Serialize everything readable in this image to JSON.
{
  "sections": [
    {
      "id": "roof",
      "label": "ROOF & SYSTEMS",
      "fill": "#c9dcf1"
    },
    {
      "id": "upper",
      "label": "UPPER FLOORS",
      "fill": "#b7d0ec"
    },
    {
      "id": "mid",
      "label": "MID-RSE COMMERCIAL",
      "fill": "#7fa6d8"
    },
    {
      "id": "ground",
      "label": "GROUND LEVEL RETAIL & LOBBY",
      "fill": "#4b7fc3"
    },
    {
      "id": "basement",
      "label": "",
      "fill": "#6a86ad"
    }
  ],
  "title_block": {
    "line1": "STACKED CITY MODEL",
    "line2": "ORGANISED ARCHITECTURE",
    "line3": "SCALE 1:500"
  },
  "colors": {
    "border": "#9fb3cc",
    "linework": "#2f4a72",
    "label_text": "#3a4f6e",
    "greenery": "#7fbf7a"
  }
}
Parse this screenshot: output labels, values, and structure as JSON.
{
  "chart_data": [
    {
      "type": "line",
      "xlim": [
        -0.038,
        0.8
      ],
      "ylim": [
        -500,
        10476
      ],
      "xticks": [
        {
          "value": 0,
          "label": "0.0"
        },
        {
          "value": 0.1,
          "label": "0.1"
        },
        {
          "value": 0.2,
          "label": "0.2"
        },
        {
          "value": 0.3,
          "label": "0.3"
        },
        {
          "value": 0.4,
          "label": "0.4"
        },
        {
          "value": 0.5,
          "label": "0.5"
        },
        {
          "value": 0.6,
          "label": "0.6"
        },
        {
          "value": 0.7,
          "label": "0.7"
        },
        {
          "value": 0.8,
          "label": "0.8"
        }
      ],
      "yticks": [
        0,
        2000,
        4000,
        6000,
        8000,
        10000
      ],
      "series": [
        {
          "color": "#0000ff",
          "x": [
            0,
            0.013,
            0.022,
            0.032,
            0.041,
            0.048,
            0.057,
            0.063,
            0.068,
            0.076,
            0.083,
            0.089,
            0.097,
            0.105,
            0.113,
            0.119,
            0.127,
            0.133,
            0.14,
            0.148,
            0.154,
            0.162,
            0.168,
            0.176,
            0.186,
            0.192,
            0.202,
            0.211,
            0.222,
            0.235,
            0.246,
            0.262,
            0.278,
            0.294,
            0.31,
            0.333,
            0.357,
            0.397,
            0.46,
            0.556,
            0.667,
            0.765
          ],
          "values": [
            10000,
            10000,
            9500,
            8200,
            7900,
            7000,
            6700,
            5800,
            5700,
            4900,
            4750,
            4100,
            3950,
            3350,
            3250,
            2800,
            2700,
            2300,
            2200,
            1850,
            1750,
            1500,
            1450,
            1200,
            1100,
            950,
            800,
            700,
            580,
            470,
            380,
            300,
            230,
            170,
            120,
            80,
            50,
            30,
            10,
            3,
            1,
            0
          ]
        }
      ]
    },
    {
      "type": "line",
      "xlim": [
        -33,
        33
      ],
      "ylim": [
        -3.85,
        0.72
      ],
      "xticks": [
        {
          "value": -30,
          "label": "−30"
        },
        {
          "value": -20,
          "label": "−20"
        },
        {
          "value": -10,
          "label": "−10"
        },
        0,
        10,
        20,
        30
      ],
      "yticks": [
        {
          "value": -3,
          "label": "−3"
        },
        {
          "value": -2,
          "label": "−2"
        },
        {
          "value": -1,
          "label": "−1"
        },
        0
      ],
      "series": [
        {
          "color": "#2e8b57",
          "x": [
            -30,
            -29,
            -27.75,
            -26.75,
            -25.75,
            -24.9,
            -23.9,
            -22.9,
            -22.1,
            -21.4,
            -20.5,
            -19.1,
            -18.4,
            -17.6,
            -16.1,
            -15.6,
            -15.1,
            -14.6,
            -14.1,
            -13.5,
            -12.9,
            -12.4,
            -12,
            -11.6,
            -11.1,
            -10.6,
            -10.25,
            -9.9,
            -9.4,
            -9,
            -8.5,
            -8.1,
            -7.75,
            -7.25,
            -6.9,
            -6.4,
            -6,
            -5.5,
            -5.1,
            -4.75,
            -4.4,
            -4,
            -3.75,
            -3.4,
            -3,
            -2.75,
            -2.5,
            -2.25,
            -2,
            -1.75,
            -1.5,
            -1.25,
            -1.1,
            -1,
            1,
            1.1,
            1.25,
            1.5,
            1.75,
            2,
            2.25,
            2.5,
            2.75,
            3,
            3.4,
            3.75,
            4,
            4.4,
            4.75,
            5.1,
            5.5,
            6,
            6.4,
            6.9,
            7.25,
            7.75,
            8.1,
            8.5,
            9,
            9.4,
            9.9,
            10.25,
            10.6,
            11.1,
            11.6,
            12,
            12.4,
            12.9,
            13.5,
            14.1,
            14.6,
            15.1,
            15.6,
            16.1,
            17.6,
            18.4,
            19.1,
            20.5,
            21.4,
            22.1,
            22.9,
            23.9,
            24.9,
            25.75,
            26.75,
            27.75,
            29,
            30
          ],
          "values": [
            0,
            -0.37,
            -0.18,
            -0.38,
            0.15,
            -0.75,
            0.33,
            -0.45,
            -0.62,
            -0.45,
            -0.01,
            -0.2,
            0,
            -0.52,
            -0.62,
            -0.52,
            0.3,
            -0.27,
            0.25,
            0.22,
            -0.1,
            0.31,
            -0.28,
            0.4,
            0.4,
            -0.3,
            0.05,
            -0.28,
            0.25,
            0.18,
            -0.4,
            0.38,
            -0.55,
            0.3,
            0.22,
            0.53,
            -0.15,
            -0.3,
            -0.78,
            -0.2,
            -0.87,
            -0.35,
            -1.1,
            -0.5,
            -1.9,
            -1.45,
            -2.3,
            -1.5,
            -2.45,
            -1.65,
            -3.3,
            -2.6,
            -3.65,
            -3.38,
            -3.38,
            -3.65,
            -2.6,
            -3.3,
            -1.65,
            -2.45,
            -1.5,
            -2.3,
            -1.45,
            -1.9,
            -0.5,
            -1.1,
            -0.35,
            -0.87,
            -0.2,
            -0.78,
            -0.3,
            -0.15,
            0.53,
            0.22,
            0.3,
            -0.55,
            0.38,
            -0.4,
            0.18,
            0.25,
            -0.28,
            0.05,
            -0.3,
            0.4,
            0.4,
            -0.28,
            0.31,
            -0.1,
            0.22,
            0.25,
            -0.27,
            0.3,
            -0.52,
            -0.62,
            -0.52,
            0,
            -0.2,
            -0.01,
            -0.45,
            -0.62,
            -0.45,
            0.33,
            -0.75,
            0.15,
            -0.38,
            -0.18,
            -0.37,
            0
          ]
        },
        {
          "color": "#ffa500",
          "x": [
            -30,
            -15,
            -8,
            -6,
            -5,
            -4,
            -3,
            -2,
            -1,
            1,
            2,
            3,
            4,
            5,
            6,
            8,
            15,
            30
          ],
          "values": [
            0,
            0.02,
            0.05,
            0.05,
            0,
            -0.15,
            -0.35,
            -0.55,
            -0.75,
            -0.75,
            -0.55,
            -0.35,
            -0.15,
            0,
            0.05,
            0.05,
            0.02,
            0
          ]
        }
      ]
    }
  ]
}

──────────────────────────────

What to produce: Every line of the data above should be copied exactly.

Result of the exercise:
Serialize everything readable in this image to JSON.
{
  "sections": [
    {
      "id": "roof",
      "label": "ROOF & SYSTEMS",
      "fill": "#c9dcf1"
    },
    {
      "id": "upper",
      "label": "UPPER FLOORS",
      "fill": "#b7d0ec"
    },
    {
      "id": "mid",
      "label": "MID-RSE COMMERCIAL",
      "fill": "#7fa6d8"
    },
    {
      "id": "ground",
      "label": "GROUND LEVEL RETAIL & LOBBY",
      "fill": "#4b7fc3"
    },
    {
      "id": "basement",
      "label": "",
      "fill": "#6a86ad"
    }
  ],
  "title_block": {
    "line1": "STACKED CITY MODEL",
    "line2": "ORGANISED ARCHITECTURE",
    "line3": "SCALE 1:500"
  },
  "colors": {
    "border": "#9fb3cc",
    "linework": "#2f4a72",
    "label_text": "#3a4f6e",
    "greenery": "#7fbf7a"
  }
}
Parse this screenshot: output labels, values, and structure as JSON.
{
  "chart_data": [
    {
      "type": "line",
      "xlim": [
        -0.038,
        0.8
      ],
      "ylim": [
        -500,
        10476
      ],
      "xticks": [
        {
          "value": 0,
          "label": "0.0"
        },
        {
          "value": 0.1,
          "label": "0.1"
        },
        {
          "value": 0.2,
          "label": "0.2"
        },
        {
          "value": 0.3,
          "label": "0.3"
        },
        {
          "value": 0.4,
          "label": "0.4"
        },
        {
          "value": 0.5,
          "label": "0.5"
        },
        {
          "value": 0.6,
          "label": "0.6"
        },
        {
          "value": 0.7,
          "label": "0.7"
        },
        {
          "value": 0.8,
          "label": "0.8"
        }
      ],
      "yticks": [
        0,
        2000,
        4000,
        6000,
        8000,
        10000
      ],
      "series": [
        {
          "color": "#0000ff",
          "x": [
            0,
            0.013,
            0.022,
            0.032,
            0.041,
            0.048,
            0.057,
            0.063,
            0.068,
            0.076,
            0.083,
            0.089,
            0.097,
            0.105,
            0.113,
            0.119,
            0.127,
            0.133,
            0.14,
            0.148,
            0.154,
            0.162,
            0.168,
            0.176,
            0.186,
            0.192,
            0.202,
            0.211,
            0.222,
            0.235,
            0.246,
            0.262,
            0.278,
            0.294,
            0.31,
            0.333,
            0.357,
            0.397,
            0.46,
            0.556,
            0.667,
            0.765
          ],
          "values": [
            10000,
            10000,
            9500,
            8200,
            7900,
            7000,
            6700,
            5800,
            5700,
            4900,
            4750,
            4100,
            3950,
            3350,
            3250,
            2800,
            2700,
            2300,
            2200,
            1850,
            1750,
            1500,
            1450,
            1200,
            1100,
            950,
            800,
            700,
            580,
            470,
            380,
            300,
            230,
            170,
            120,
            80,
            50,
            30,
            10,
            3,
            1,
            0
          ]
        }
      ]
    },
    {
      "type": "line",
      "xlim": [
        -33,
        33
      ],
      "ylim": [
        -3.85,
        0.72
      ],
      "xticks": [
        {
          "value": -30,
          "label": "−30"
        },
        {
          "value": -20,
          "label": "−20"
        },
        {
          "value": -10,
          "label": "−10"
        },
        0,
        10,
        20,
        30
      ],
      "yticks": [
        {
          "value": -3,
          "label": "−3"
        },
        {
          "value": -2,
          "label": "−2"
        },
        {
          "value": -1,
          "label": "−1"
        },
        0
      ],
      "series": [
        {
          "color": "#2e8b57",
          "x": [
            -30,
            -29,
            -27.75,
            -26.75,
            -25.75,
            -24.9,
            -23.9,
            -22.9,
            -22.1,
            -21.4,
            -20.5,
            -19.1,
            -18.4,
            -17.6,
            -16.1,
            -15.6,
            -15.1,
            -14.6,
            -14.1,
            -13.5,
            -12.9,
            -12.4,
            -12,
            -11.6,
            -11.1,
            -10.6,
            -10.25,
            -9.9,
            -9.4,
            -9,
            -8.5,
            -8.1,
            -7.75,
            -7.25,
            -6.9,
            -6.4,
            -6,
            -5.5,
            -5.1,
            -4.75,
            -4.4,
            -4,
            -3.75,
            -3.4,
            -3,
            -2.75,
            -2.5,
            -2.25,
            -2,
            -1.75,
            -1.5,
            -1.25,
            -1.1,
            -1,
            1,
            1.1,
            1.25,
            1.5,
            1.75,
            2,
            2.25,
            2.5,
            2.75,
            3,
            3.4,
            3.75,
            4,
            4.4,
            4.75,
            5.1,
            5.5,
            6,
            6.4,
            6.9,
            7.25,
            7.75,
            8.1,
            8.5,
            9,
            9.4,
            9.9,
            10.25,
            10.6,
            11.1,
            11.6,
            12,
            12.4,
            12.9,
            13.5,
            14.1,
            14.6,
            15.1,
            15.6,
            16.1,
            17.6,
            18.4,
            19.1,
            20.5,
            21.4,
            22.1,
            22.9,
            23.9,
            24.9,
            25.75,
            26.75,
            27.75,
            29,
            30
          ],
          "values": [
            0,
            -0.37,
            -0.18,
            -0.38,
            0.15,
            -0.75,
            0.33,
            -0.45,
            -0.62,
            -0.45,
            -0.01,
            -0.2,
            0,
            -0.52,
            -0.62,
            -0.52,
            0.3,
            -0.27,
            0.25,
            0.22,
            -0.1,
            0.31,
            -0.28,
            0.4,
            0.4,
            -0.3,
            0.05,
            -0.28,
            0.25,
            0.18,
            -0.4,
            0.38,
            -0.55,
            0.3,
            0.22,
            0.53,
            -0.15,
            -0.3,
            -0.78,
            -0.2,
            -0.87,
            -0.35,
            -1.1,
            -0.5,
            -1.9,
            -1.45,
            -2.3,
            -1.5,
            -2.45,
            -1.65,
            -3.3,
            -2.6,
            -3.65,
            -3.38,
            -3.38,
            -3.65,
            -2.6,
            -3.3,
            -1.65,
            -2.45,
            -1.5,
            -2.3,
            -1.45,
            -1.9,
            -0.5,
            -1.1,
            -0.35,
            -0.87,
            -0.2,
            -0.78,
            -0.3,
            -0.15,
            0.53,
            0.22,
            0.3,
            -0.55,
            0.38,
            -0.4,
            0.18,
            0.25,
            -0.28,
            0.05,
            -0.3,
            0.4,
            0.4,
            -0.28,
            0.31,
            -0.1,
            0.22,
            0.25,
            -0.27,
            0.3,
            -0.52,
            -0.62,
            -0.52,
            0,
            -0.2,
            -0.01,
            -0.45,
            -0.62,
            -0.45,
            0.33,
            -0.75,
            0.15,
            -0.38,
            -0.18,
            -0.37,
            0
          ]
        },
        {
          "color": "#ffa500",
          "x": [
            -30,
            -15,
            -8,
            -6,
            -5,
            -4,
            -3,
            -2,
            -1,
            1,
            2,
            3,
            4,
            5,
            6,
            8,
            15,
            30
          ],
          "values": [
            0,
            0.02,
            0.05,
            0.05,
            0,
            -0.15,
            -0.35,
            -0.55,
            -0.75,
            -0.75,
            -0.55,
            -0.35,
            -0.15,
            0,
            0.05,
            0.05,
            0.02,
            0
          ]
        }
      ]
    }
  ]
}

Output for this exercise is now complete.